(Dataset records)
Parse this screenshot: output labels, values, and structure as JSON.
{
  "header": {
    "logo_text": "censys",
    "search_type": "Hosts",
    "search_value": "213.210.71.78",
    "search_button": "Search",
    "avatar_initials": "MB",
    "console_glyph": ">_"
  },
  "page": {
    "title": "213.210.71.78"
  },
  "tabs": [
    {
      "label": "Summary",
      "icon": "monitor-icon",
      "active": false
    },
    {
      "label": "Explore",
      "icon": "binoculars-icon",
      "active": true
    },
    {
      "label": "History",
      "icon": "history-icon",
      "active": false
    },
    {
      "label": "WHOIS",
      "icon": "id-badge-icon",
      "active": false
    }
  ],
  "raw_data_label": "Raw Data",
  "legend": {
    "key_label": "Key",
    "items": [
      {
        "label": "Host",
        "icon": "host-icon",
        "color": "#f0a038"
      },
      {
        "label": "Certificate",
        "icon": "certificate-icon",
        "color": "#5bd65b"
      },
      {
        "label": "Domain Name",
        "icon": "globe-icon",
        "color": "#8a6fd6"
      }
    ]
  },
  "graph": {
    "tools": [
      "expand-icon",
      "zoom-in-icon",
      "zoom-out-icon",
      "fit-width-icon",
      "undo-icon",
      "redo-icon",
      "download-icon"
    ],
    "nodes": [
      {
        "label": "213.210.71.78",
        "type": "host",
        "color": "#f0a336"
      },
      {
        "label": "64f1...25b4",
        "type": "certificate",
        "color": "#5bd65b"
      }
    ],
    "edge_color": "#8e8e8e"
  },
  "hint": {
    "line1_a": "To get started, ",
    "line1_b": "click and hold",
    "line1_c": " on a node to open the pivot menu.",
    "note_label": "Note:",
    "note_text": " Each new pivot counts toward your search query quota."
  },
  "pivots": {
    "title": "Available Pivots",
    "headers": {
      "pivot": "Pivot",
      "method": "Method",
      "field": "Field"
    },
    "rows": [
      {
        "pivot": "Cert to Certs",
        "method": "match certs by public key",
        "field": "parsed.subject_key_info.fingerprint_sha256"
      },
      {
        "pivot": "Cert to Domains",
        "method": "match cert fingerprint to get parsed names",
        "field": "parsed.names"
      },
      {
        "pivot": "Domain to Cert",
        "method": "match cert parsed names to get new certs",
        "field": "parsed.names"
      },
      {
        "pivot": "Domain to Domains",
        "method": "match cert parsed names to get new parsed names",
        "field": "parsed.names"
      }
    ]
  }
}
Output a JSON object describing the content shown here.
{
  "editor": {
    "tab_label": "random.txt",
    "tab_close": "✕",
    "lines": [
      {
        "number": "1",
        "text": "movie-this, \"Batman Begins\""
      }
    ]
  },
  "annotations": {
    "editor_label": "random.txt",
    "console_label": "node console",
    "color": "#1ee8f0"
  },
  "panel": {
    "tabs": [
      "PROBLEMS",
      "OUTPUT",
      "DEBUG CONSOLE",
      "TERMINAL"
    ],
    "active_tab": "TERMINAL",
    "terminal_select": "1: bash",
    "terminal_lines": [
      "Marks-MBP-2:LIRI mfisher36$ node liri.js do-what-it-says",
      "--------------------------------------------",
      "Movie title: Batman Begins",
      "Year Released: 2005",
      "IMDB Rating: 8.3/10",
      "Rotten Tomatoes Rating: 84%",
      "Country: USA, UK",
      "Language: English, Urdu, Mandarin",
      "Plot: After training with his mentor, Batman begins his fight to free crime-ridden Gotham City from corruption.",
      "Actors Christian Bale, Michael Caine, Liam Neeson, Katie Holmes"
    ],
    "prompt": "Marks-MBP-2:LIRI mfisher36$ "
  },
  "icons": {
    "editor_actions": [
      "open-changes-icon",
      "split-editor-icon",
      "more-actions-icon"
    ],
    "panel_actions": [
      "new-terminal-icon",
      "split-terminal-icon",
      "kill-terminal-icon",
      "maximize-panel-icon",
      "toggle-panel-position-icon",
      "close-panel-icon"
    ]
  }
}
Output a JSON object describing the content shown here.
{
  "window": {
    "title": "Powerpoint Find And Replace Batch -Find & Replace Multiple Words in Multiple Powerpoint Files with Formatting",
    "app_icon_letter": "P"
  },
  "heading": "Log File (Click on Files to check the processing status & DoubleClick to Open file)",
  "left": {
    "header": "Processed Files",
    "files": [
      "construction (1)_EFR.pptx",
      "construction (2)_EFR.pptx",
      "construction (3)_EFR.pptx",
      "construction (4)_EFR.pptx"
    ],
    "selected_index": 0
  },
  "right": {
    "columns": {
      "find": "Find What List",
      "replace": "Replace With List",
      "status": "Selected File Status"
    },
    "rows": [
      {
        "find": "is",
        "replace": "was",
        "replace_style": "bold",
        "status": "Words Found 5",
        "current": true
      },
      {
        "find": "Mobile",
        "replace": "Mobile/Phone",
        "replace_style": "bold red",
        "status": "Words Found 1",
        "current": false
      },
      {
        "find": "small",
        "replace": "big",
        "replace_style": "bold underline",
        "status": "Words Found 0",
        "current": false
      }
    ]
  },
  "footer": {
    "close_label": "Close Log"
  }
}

Requirement: Say how many lines above hold the word "Words", giving only the count.

Finished exercise: 4